### Challenge
Copy down every line where the string "value" shows up.

### Excerpted data
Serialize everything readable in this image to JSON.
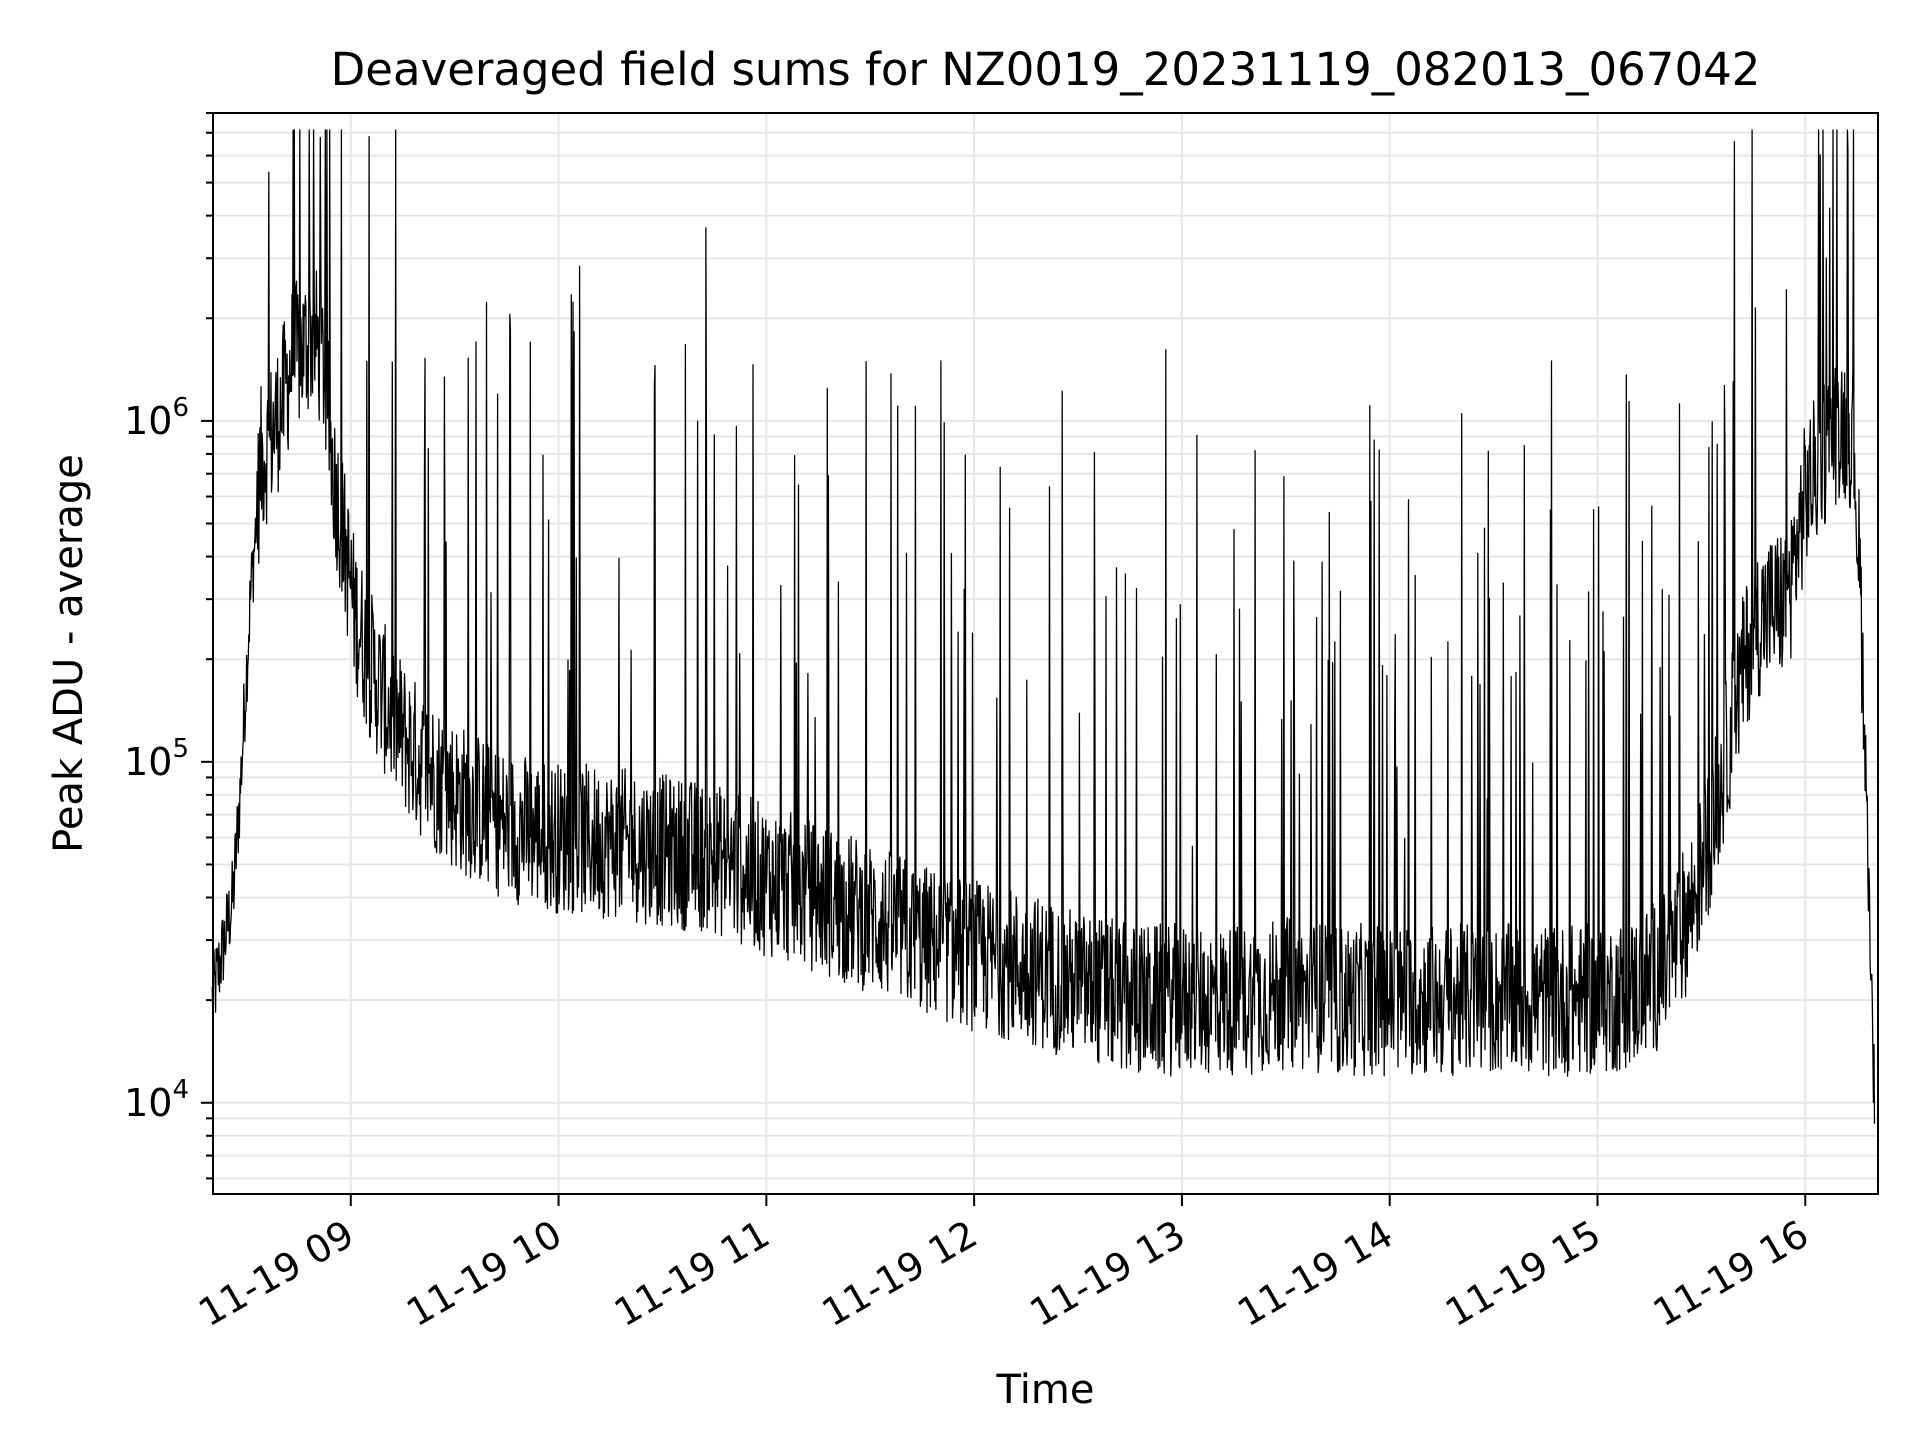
{
  "chart_data": {
    "type": "line",
    "title": "Deaveraged field sums for NZ0019_20231119_082013_067042",
    "xlabel": "Time",
    "ylabel": "Peak ADU - average",
    "yscale": "log",
    "grid": true,
    "line_color": "#000000",
    "grid_color": "#e6e6e6",
    "xlim": [
      "11-19 08:20:13",
      "11-19 16:21:00"
    ],
    "ylim": [
      5400,
      8000000
    ],
    "x_ticks": [
      "11-19 09",
      "11-19 10",
      "11-19 11",
      "11-19 12",
      "11-19 13",
      "11-19 14",
      "11-19 15",
      "11-19 16"
    ],
    "y_ticks": [
      {
        "base": "10",
        "exp": "4",
        "value": 10000
      },
      {
        "base": "10",
        "exp": "5",
        "value": 100000
      },
      {
        "base": "10",
        "exp": "6",
        "value": 1000000
      }
    ],
    "series": [
      {
        "points": [
          {
            "t": "08:20",
            "v": 20000
          },
          {
            "t": "08:23",
            "v": 28000
          },
          {
            "t": "08:26",
            "v": 40000
          },
          {
            "t": "08:28",
            "v": 80000
          },
          {
            "t": "08:31",
            "v": 300000
          },
          {
            "t": "08:34",
            "v": 750000
          },
          {
            "t": "08:37",
            "v": 900000
          },
          {
            "t": "08:40",
            "v": 1100000
          },
          {
            "t": "08:43",
            "v": 1500000
          },
          {
            "t": "08:46",
            "v": 1600000
          },
          {
            "t": "08:49",
            "v": 1800000
          },
          {
            "t": "08:52",
            "v": 1500000
          },
          {
            "t": "08:55",
            "v": 700000
          },
          {
            "t": "08:58",
            "v": 450000
          },
          {
            "t": "09:01",
            "v": 280000
          },
          {
            "t": "09:05",
            "v": 200000
          },
          {
            "t": "09:10",
            "v": 150000
          },
          {
            "t": "09:15",
            "v": 120000
          },
          {
            "t": "09:20",
            "v": 100000
          },
          {
            "t": "09:30",
            "v": 80000
          },
          {
            "t": "09:45",
            "v": 65000
          },
          {
            "t": "10:00",
            "v": 60000
          },
          {
            "t": "10:15",
            "v": 58000
          },
          {
            "t": "10:30",
            "v": 55000
          },
          {
            "t": "10:45",
            "v": 52000
          },
          {
            "t": "11:00",
            "v": 45000
          },
          {
            "t": "11:15",
            "v": 40000
          },
          {
            "t": "11:30",
            "v": 35000
          },
          {
            "t": "11:45",
            "v": 30000
          },
          {
            "t": "12:00",
            "v": 27000
          },
          {
            "t": "12:15",
            "v": 25000
          },
          {
            "t": "12:30",
            "v": 22000
          },
          {
            "t": "12:45",
            "v": 20000
          },
          {
            "t": "13:00",
            "v": 20000
          },
          {
            "t": "13:15",
            "v": 20000
          },
          {
            "t": "13:30",
            "v": 21000
          },
          {
            "t": "13:45",
            "v": 20000
          },
          {
            "t": "14:00",
            "v": 20000
          },
          {
            "t": "14:15",
            "v": 20000
          },
          {
            "t": "14:30",
            "v": 20000
          },
          {
            "t": "14:45",
            "v": 20000
          },
          {
            "t": "15:00",
            "v": 20000
          },
          {
            "t": "15:10",
            "v": 21000
          },
          {
            "t": "15:20",
            "v": 25000
          },
          {
            "t": "15:28",
            "v": 40000
          },
          {
            "t": "15:35",
            "v": 80000
          },
          {
            "t": "15:40",
            "v": 150000
          },
          {
            "t": "15:45",
            "v": 250000
          },
          {
            "t": "15:50",
            "v": 280000
          },
          {
            "t": "15:55",
            "v": 300000
          },
          {
            "t": "16:00",
            "v": 600000
          },
          {
            "t": "16:05",
            "v": 800000
          },
          {
            "t": "16:10",
            "v": 1000000
          },
          {
            "t": "16:14",
            "v": 900000
          },
          {
            "t": "16:16",
            "v": 300000
          },
          {
            "t": "16:18",
            "v": 60000
          },
          {
            "t": "16:20",
            "v": 10000
          }
        ]
      }
    ]
  }
}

### Expected answer
        "value": 10000
        "value": 100000
        "value": 1000000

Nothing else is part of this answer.